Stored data
-=-=-
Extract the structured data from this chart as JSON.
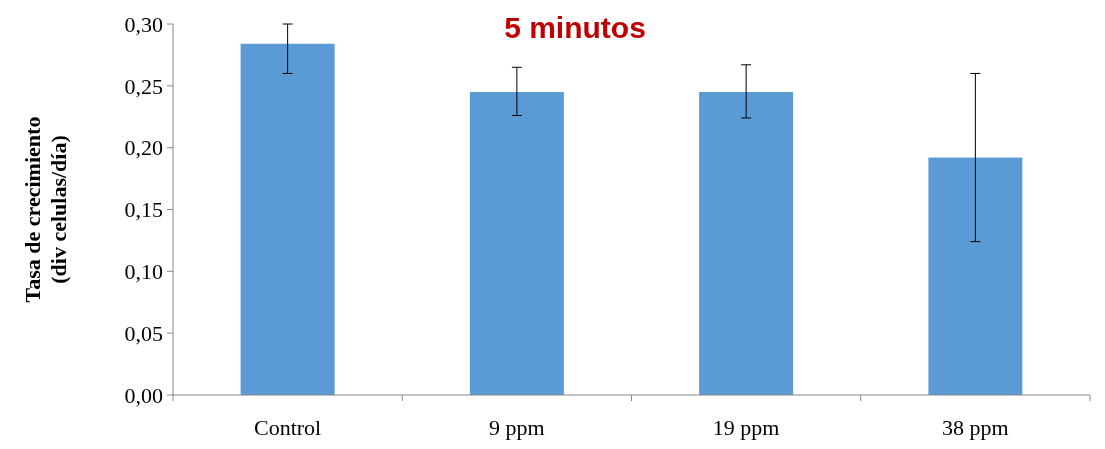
{
  "chart_data": {
    "type": "bar",
    "title": "5 minutos",
    "ylabel": "Tasa de crecimiento\n(div celulas/día)",
    "categories": [
      "Control",
      "9 ppm",
      "19 ppm",
      "38 ppm"
    ],
    "values": [
      0.284,
      0.245,
      0.245,
      0.192
    ],
    "errors": [
      [
        0.26,
        0.3
      ],
      [
        0.226,
        0.265
      ],
      [
        0.224,
        0.267
      ],
      [
        0.124,
        0.26
      ]
    ],
    "color": "#5b9bd5",
    "ylim": [
      0,
      0.3
    ],
    "yticks": [
      {
        "value": 0,
        "label": "0,00"
      },
      {
        "value": 0.05,
        "label": "0,05"
      },
      {
        "value": 0.1,
        "label": "0,10"
      },
      {
        "value": 0.15,
        "label": "0,15"
      },
      {
        "value": 0.2,
        "label": "0,20"
      },
      {
        "value": 0.25,
        "label": "0,25"
      },
      {
        "value": 0.3,
        "label": "0,30"
      }
    ],
    "grid": false
  }
}
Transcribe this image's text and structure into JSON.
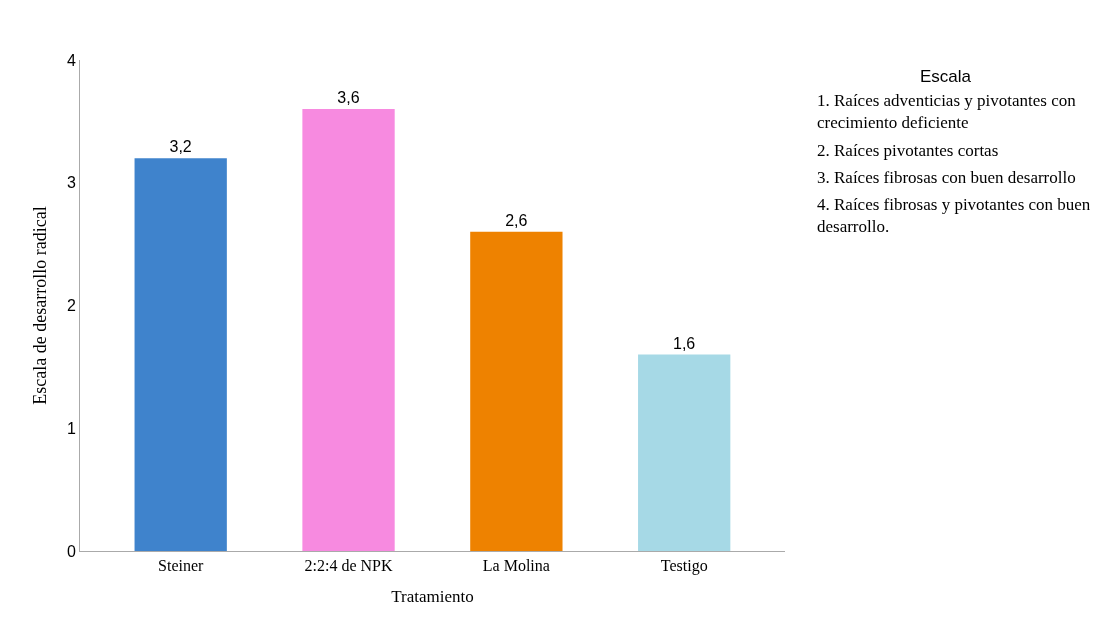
{
  "chart_data": {
    "type": "bar",
    "xlabel": "Tratamiento",
    "ylabel": "Escala de desarrollo radical",
    "categories": [
      "Steiner",
      "2:2:4 de NPK",
      "La Molina",
      "Testigo"
    ],
    "values": [
      3.2,
      3.6,
      2.6,
      1.6
    ],
    "value_labels": [
      "3,2",
      "3,6",
      "2,6",
      "1,6"
    ],
    "colors": [
      "#3f83cc",
      "#f78ae0",
      "#ee8200",
      "#a6d9e6"
    ],
    "ylim": [
      0,
      4
    ],
    "yticks": [
      0,
      1,
      2,
      3,
      4
    ],
    "annotations": [
      "Escala",
      "1. Raíces adventicias y pivotantes con crecimiento deficiente",
      "2. Raíces pivotantes cortas",
      "3. Raíces fibrosas con buen desarrollo",
      "4. Raíces fibrosas y pivotantes con buen desarrollo."
    ]
  }
}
-=-=-
Problem statement: Where a line of the data holds "ylabel", show that line.

Expected answer:
    "ylabel": "Tasa de crecimiento\n(div celulas/día)",
    "ylabel": "Escala de desarrollo radical",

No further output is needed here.